Filter the lines below, copying only those with the string "κεκλεισμένων".

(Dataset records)

• • •

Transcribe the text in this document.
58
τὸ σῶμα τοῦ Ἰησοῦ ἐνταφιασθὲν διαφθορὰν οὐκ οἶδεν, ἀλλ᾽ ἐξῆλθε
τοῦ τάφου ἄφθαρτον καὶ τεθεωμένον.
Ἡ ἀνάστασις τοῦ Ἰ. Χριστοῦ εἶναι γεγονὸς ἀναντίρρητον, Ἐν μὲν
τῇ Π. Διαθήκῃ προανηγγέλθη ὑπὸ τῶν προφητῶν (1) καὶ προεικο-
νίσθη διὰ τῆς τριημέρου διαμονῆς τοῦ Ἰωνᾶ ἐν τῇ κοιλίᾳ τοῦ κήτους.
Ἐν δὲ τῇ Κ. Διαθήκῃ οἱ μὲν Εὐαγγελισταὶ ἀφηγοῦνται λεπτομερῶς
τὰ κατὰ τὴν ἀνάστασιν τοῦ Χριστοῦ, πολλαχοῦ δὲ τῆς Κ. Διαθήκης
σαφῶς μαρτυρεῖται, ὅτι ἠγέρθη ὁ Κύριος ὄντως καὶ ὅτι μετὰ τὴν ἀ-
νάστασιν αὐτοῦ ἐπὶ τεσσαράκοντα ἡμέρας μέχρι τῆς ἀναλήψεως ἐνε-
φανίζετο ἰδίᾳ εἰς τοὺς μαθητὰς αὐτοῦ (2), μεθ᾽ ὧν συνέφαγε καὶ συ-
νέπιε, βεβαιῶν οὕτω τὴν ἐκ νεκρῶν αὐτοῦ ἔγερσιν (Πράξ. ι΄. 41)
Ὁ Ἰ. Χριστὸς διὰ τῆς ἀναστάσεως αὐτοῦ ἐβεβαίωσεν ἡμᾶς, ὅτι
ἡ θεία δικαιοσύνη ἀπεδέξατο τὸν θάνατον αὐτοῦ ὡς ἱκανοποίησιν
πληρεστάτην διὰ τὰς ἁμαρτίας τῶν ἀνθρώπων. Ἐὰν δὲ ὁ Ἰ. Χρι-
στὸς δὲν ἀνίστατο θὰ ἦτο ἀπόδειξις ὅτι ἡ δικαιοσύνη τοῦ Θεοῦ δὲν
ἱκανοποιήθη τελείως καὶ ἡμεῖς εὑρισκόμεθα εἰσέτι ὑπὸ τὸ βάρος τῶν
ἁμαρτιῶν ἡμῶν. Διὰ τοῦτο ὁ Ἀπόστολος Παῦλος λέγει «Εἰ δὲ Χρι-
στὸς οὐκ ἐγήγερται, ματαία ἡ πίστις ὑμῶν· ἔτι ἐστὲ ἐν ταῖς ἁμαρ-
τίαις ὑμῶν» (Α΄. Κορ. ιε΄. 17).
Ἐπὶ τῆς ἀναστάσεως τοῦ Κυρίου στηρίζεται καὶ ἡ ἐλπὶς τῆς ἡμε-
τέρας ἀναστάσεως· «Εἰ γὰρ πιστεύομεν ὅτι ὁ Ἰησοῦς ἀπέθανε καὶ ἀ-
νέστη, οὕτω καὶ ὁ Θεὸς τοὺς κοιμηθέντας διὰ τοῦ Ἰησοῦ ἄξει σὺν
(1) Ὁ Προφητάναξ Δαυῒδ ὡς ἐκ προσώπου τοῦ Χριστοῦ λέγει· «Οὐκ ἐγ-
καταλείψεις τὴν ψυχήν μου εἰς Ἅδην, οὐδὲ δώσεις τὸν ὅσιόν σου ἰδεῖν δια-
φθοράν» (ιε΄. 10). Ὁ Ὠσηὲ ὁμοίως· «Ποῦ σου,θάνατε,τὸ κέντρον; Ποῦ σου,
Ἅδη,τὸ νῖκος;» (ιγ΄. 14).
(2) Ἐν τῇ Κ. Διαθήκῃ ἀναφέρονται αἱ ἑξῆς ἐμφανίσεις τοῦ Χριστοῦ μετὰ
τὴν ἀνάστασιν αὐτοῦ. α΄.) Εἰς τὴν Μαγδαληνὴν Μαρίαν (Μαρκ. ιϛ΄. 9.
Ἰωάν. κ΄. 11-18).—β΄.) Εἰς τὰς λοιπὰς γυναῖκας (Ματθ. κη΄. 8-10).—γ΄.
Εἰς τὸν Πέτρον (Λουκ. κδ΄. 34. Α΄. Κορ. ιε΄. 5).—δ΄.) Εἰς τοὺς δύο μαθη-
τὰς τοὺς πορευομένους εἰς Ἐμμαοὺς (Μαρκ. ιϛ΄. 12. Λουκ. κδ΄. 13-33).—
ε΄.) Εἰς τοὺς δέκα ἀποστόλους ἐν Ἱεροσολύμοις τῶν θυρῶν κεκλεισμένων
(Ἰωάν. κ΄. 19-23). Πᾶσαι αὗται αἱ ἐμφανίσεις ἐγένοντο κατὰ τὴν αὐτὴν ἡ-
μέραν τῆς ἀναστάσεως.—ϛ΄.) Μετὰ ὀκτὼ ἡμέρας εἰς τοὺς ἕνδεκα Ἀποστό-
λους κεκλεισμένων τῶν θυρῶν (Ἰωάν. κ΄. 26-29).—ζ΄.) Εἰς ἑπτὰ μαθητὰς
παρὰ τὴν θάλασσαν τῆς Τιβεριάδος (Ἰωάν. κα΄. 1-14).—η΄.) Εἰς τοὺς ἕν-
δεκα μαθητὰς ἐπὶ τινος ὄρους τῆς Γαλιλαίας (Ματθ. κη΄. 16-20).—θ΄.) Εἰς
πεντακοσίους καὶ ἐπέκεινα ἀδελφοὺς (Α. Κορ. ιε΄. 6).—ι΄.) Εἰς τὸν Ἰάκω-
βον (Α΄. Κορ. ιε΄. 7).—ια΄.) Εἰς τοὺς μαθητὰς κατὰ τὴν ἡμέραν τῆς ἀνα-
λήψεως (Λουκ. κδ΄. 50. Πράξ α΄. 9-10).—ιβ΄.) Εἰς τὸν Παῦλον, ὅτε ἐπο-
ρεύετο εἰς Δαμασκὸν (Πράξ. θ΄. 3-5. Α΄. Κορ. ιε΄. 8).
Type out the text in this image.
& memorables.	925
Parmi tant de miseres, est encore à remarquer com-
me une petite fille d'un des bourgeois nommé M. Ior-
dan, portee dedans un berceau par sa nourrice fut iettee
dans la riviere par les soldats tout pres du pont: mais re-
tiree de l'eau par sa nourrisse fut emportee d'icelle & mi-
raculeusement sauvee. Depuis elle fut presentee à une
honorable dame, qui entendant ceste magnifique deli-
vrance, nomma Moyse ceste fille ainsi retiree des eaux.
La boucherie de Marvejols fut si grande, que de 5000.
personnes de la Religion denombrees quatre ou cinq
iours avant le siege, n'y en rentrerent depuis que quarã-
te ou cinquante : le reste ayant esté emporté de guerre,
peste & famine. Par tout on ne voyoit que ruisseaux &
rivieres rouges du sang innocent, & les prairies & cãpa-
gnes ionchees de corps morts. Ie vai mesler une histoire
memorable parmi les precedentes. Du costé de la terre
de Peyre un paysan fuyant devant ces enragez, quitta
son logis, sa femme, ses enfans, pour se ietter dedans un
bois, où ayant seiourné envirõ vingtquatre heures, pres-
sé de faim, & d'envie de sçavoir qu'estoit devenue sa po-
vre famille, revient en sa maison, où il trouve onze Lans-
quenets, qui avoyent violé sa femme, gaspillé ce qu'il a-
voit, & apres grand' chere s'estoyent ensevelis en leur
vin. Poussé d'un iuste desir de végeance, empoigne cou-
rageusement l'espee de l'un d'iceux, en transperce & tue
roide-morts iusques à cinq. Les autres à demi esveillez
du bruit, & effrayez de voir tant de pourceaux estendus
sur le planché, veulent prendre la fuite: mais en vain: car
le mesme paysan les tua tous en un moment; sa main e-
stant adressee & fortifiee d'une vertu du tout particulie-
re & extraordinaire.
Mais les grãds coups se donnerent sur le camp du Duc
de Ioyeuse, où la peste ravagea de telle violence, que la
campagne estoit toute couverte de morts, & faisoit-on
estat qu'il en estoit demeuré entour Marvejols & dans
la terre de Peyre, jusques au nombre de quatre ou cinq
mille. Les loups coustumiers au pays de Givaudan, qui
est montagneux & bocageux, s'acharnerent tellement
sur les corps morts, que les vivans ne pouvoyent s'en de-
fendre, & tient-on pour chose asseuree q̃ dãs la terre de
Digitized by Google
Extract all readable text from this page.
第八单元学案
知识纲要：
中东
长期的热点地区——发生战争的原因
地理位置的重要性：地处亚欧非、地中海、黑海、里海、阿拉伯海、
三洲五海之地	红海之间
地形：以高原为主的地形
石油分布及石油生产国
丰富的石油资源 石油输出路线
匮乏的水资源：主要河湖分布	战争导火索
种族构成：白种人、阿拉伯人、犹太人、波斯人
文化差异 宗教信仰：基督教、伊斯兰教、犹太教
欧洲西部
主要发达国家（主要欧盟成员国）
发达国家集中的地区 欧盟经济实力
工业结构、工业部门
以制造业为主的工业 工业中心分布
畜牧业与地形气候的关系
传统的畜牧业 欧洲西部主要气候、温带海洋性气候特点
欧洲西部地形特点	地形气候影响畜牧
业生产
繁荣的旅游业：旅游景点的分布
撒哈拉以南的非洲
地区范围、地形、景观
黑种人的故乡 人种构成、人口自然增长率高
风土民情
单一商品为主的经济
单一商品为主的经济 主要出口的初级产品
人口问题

• • •

**Answer to the task**
ε΄.) Εἰς τοὺς δέκα ἀποστόλους ἐν Ἱεροσολύμοις τῶν θυρῶν κεκλεισμένων
λους κεκλεισμένων τῶν θυρῶν (Ἰωάν. κ΄. 26-29).—ζ΄.) Εἰς ἑπτὰ μαθητὰς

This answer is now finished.